Required task:
Return all of the entries below word for word, leaving out the pictures.

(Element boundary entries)
= = = =

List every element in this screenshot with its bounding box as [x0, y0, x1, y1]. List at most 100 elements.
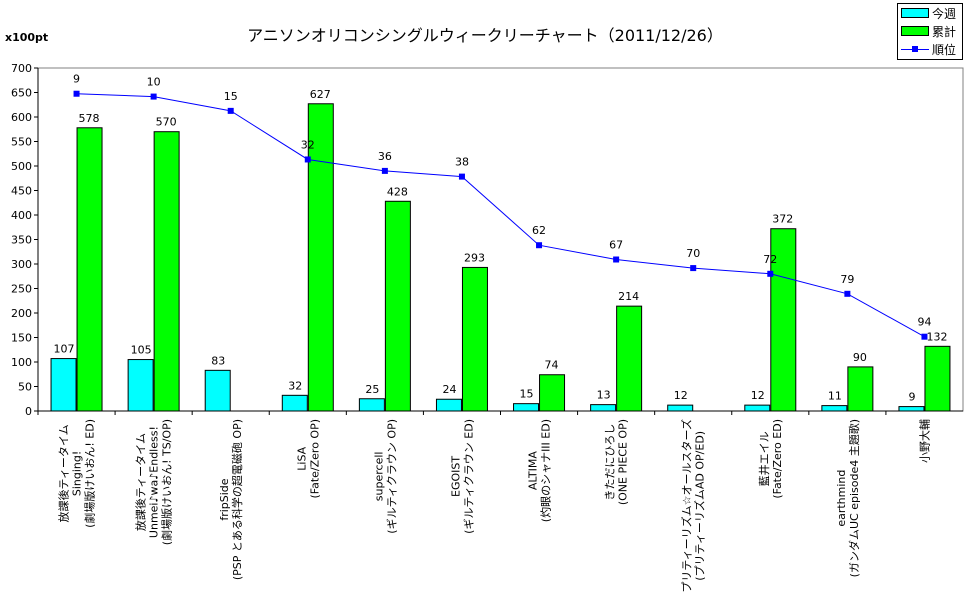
- x-category-label: LiSA(Fate/Zero OP): [295, 419, 321, 499]
- bar-weekly: [281, 394, 308, 412]
- data-label-weekly: 13: [597, 389, 611, 402]
- x-category-label: 小野大輔: [917, 419, 931, 463]
- data-label-total: 627: [310, 88, 331, 101]
- legend-item-rank: 順位: [898, 40, 962, 58]
- data-label-weekly: 32: [288, 379, 302, 392]
- data-label-rank: 67: [609, 239, 623, 252]
- data-label-rank: 9: [73, 73, 80, 86]
- legend: 今週 累計 順位: [897, 3, 963, 60]
- y-tick-label: 100: [11, 356, 32, 369]
- data-label-rank: 15: [224, 90, 238, 103]
- rank-marker: [844, 290, 851, 297]
- bar-weekly: [435, 398, 462, 412]
- x-category-label-line: 放課後ティータイム: [134, 433, 148, 531]
- data-label-weekly: 9: [908, 391, 915, 404]
- bar-weekly: [898, 406, 925, 412]
- x-category-label-line: (劇場版けいおん! ED): [83, 419, 97, 528]
- x-category-label-line: 放課後ティータイム: [57, 424, 71, 522]
- y-tick-label: 200: [11, 307, 32, 320]
- y-tick-label: 300: [11, 258, 32, 271]
- x-category-label-line: 藍井エイル: [757, 431, 771, 486]
- legend-item-total: 累計: [898, 22, 962, 40]
- rank-marker: [73, 90, 80, 97]
- rank-marker: [921, 333, 928, 340]
- x-category-label-line: (Fate/Zero ED): [771, 419, 784, 499]
- x-category-label-line: ALTIMA: [527, 451, 540, 491]
- bar-weekly: [667, 404, 694, 412]
- x-category-label-line: (ギルティクラウン ED): [462, 419, 475, 534]
- bar-total: [76, 127, 103, 412]
- legend-label: 順位: [932, 42, 957, 57]
- x-category-label-line: (灼眼のシャナIII ED): [539, 419, 553, 522]
- x-category-label-line: (PSP とある科学の超電磁砲 OP): [230, 419, 244, 580]
- y-tick-label: 450: [11, 185, 32, 198]
- rank-line: [76, 93, 925, 338]
- data-label-weekly: 12: [751, 389, 765, 402]
- x-category-label-line: (ONE PIECE OP): [617, 419, 630, 505]
- data-label-total: 214: [618, 290, 639, 303]
- bar-total: [307, 103, 334, 412]
- x-category-label: 藍井エイル(Fate/Zero ED): [757, 419, 784, 499]
- y-tick-label: 650: [11, 87, 32, 100]
- bar-weekly: [50, 358, 77, 412]
- y-tick-label: 550: [11, 136, 32, 149]
- data-label-total: 372: [772, 213, 793, 226]
- y-tick-label: 700: [11, 62, 32, 75]
- y-tick-label: 500: [11, 160, 32, 173]
- data-label-total: 74: [545, 359, 559, 372]
- x-category-label: fripSide(PSP とある科学の超電磁砲 OP): [218, 419, 244, 580]
- legend-item-weekly: 今週: [898, 4, 962, 22]
- bar-total: [616, 305, 643, 412]
- data-label-weekly: 105: [131, 344, 152, 357]
- data-label-total: 90: [853, 351, 867, 364]
- bar-total: [461, 266, 488, 412]
- y-tick-label: 600: [11, 111, 32, 124]
- bar-weekly: [513, 403, 540, 412]
- legend-swatch-weekly: [901, 8, 929, 18]
- x-category-label-line: (プリティーリズムAD OP/ED): [693, 431, 707, 581]
- x-category-label: supercell(ギルティクラウン OP): [372, 419, 398, 534]
- y-tick-label: 400: [11, 209, 32, 222]
- data-label-weekly: 107: [54, 343, 75, 356]
- bar-total: [770, 228, 797, 412]
- legend-label: 今週: [932, 6, 957, 21]
- rank-marker: [150, 93, 157, 100]
- x-category-label-line: EGOIST: [449, 456, 462, 497]
- y-tick-label: 0: [25, 405, 32, 418]
- rank-marker: [767, 270, 774, 277]
- bar-weekly: [821, 405, 848, 412]
- rank-marker: [613, 256, 620, 263]
- x-category-label-line: fripSide: [218, 478, 231, 520]
- plot-area: [37, 67, 964, 412]
- data-label-rank: 62: [532, 224, 546, 237]
- data-label-weekly: 25: [365, 383, 379, 396]
- x-category-label-line: Singing!: [71, 451, 84, 496]
- data-label-total: 428: [387, 185, 408, 198]
- y-tick-label: 350: [11, 234, 32, 247]
- x-category-label-line: きただにひろし: [604, 424, 617, 501]
- x-category-label-line: Unmei♪wa♪Endless!: [148, 426, 161, 538]
- data-label-weekly: 15: [520, 388, 534, 401]
- bar-total: [539, 374, 566, 412]
- data-label-rank: 72: [763, 253, 777, 266]
- legend-label: 累計: [932, 24, 957, 39]
- data-label-rank: 32: [301, 138, 315, 151]
- y-tick-label: 150: [11, 332, 32, 345]
- x-category-label-line: (ガンダムUC episode4 主題歌): [847, 419, 861, 577]
- bar-total: [924, 345, 951, 412]
- x-category-label: プリティーリズム☆オールスターズ(プリティーリズムAD OP/ED): [680, 419, 707, 593]
- data-label-total: 570: [156, 116, 177, 129]
- rank-marker: [536, 242, 543, 249]
- x-category-label-line: supercell: [372, 452, 385, 502]
- bar-weekly: [744, 404, 771, 412]
- bar-weekly: [358, 398, 385, 412]
- y-tick-label: 250: [11, 283, 32, 296]
- x-category-label-line: earthmind: [835, 470, 848, 527]
- bar-total: [384, 200, 411, 412]
- data-label-weekly: 83: [211, 354, 225, 367]
- bar-weekly: [204, 369, 231, 412]
- data-label-rank: 94: [917, 316, 931, 329]
- data-label-rank: 10: [147, 76, 161, 89]
- x-category-label-line: (Fate/Zero OP): [308, 419, 321, 499]
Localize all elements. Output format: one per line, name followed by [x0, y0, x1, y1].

= = = =

Solution to this task:
List every element in this screenshot with its bounding box as [x0, y0, x1, y1]. List at most 100 elements.
- x-category-label: LiSA(Fate/Zero OP): [295, 419, 321, 499]
- bar-weekly: [281, 394, 308, 412]
- data-label-weekly: 13: [597, 389, 611, 402]
- x-category-label: 小野大輔: [917, 419, 931, 463]
- data-label-total: 627: [310, 88, 331, 101]
- legend-item-rank: 順位: [898, 40, 962, 58]
- data-label-weekly: 32: [288, 379, 302, 392]
- data-label-rank: 67: [609, 239, 623, 252]
- data-label-rank: 9: [73, 73, 80, 86]
- legend: 今週 累計 順位: [897, 3, 963, 60]
- y-tick-label: 100: [11, 356, 32, 369]
- data-label-rank: 15: [224, 90, 238, 103]
- rank-marker: [844, 290, 851, 297]
- bar-weekly: [435, 398, 462, 412]
- x-category-label-line: 放課後ティータイム: [134, 433, 148, 531]
- data-label-weekly: 9: [908, 391, 915, 404]
- bar-weekly: [898, 406, 925, 412]
- x-category-label-line: (劇場版けいおん! ED): [83, 419, 97, 528]
- x-category-label-line: 放課後ティータイム: [57, 424, 71, 522]
- y-tick-label: 200: [11, 307, 32, 320]
- y-tick-label: 300: [11, 258, 32, 271]
- x-category-label-line: 藍井エイル: [757, 431, 771, 486]
- legend-item-total: 累計: [898, 22, 962, 40]
- rank-marker: [73, 90, 80, 97]
- rank-marker: [921, 333, 928, 340]
- x-category-label-line: (Fate/Zero ED): [771, 419, 784, 499]
- x-category-label-line: ALTIMA: [527, 451, 540, 491]
- bar-weekly: [667, 404, 694, 412]
- x-category-label-line: (ギルティクラウン ED): [462, 419, 475, 534]
- bar-total: [76, 127, 103, 412]
- legend-label: 順位: [932, 42, 957, 57]
- x-category-label-line: (灼眼のシャナIII ED): [539, 419, 553, 522]
- x-category-label-line: (PSP とある科学の超電磁砲 OP): [230, 419, 244, 580]
- y-tick-label: 450: [11, 185, 32, 198]
- rank-line: [76, 93, 925, 338]
- data-label-weekly: 12: [751, 389, 765, 402]
- x-category-label-line: (ONE PIECE OP): [617, 419, 630, 505]
- data-label-total: 214: [618, 290, 639, 303]
- bar-total: [307, 103, 334, 412]
- x-category-label: 藍井エイル(Fate/Zero ED): [757, 419, 784, 499]
- y-tick-label: 650: [11, 87, 32, 100]
- bar-weekly: [50, 358, 77, 412]
- y-tick-label: 550: [11, 136, 32, 149]
- data-label-total: 372: [772, 213, 793, 226]
- y-tick-label: 700: [11, 62, 32, 75]
- y-tick-label: 500: [11, 160, 32, 173]
- data-label-total: 74: [545, 359, 559, 372]
- x-category-label: fripSide(PSP とある科学の超電磁砲 OP): [218, 419, 244, 580]
- legend-item-weekly: 今週: [898, 4, 962, 22]
- bar-total: [616, 305, 643, 412]
- data-label-weekly: 105: [131, 344, 152, 357]
- data-label-total: 90: [853, 351, 867, 364]
- bar-total: [461, 266, 488, 412]
- y-tick-label: 600: [11, 111, 32, 124]
- bar-weekly: [513, 403, 540, 412]
- legend-swatch-weekly: [901, 8, 929, 18]
- x-category-label-line: (プリティーリズムAD OP/ED): [693, 431, 707, 581]
- x-category-label: supercell(ギルティクラウン OP): [372, 419, 398, 534]
- y-tick-label: 400: [11, 209, 32, 222]
- data-label-weekly: 107: [54, 343, 75, 356]
- bar-total: [770, 228, 797, 412]
- legend-label: 今週: [932, 6, 957, 21]
- rank-marker: [150, 93, 157, 100]
- x-category-label-line: EGOIST: [449, 456, 462, 497]
- y-tick-label: 0: [25, 405, 32, 418]
- rank-marker: [767, 270, 774, 277]
- bar-weekly: [821, 405, 848, 412]
- rank-marker: [613, 256, 620, 263]
- x-category-label-line: fripSide: [218, 478, 231, 520]
- plot-area: [37, 67, 964, 412]
- data-label-rank: 62: [532, 224, 546, 237]
- data-label-weekly: 25: [365, 383, 379, 396]
- x-category-label-line: Singing!: [71, 451, 84, 496]
- data-label-total: 428: [387, 185, 408, 198]
- y-tick-label: 350: [11, 234, 32, 247]
- x-category-label-line: きただにひろし: [604, 424, 617, 501]
- x-category-label-line: Unmei♪wa♪Endless!: [148, 426, 161, 538]
- data-label-weekly: 15: [520, 388, 534, 401]
- bar-total: [539, 374, 566, 412]
- data-label-rank: 72: [763, 253, 777, 266]
- legend-label: 累計: [932, 24, 957, 39]
- data-label-rank: 32: [301, 138, 315, 151]
- y-tick-label: 150: [11, 332, 32, 345]
- x-category-label-line: (ガンダムUC episode4 主題歌): [847, 419, 861, 577]
- bar-total: [924, 345, 951, 412]
- x-category-label: プリティーリズム☆オールスターズ(プリティーリズムAD OP/ED): [680, 419, 707, 593]
- data-label-total: 570: [156, 116, 177, 129]
- rank-marker: [536, 242, 543, 249]
- x-category-label-line: supercell: [372, 452, 385, 502]
- bar-weekly: [744, 404, 771, 412]
- bar-weekly: [358, 398, 385, 412]
- y-tick-label: 250: [11, 283, 32, 296]
- x-category-label-line: earthmind: [835, 470, 848, 527]
- bar-total: [384, 200, 411, 412]
- data-label-weekly: 83: [211, 354, 225, 367]
- bar-weekly: [204, 369, 231, 412]
- data-label-rank: 94: [917, 316, 931, 329]
- data-label-rank: 10: [147, 76, 161, 89]
- x-category-label-line: (Fate/Zero OP): [308, 419, 321, 499]
Localize all elements. Output format: one per line, name followed by [x0, y0, x1, y1].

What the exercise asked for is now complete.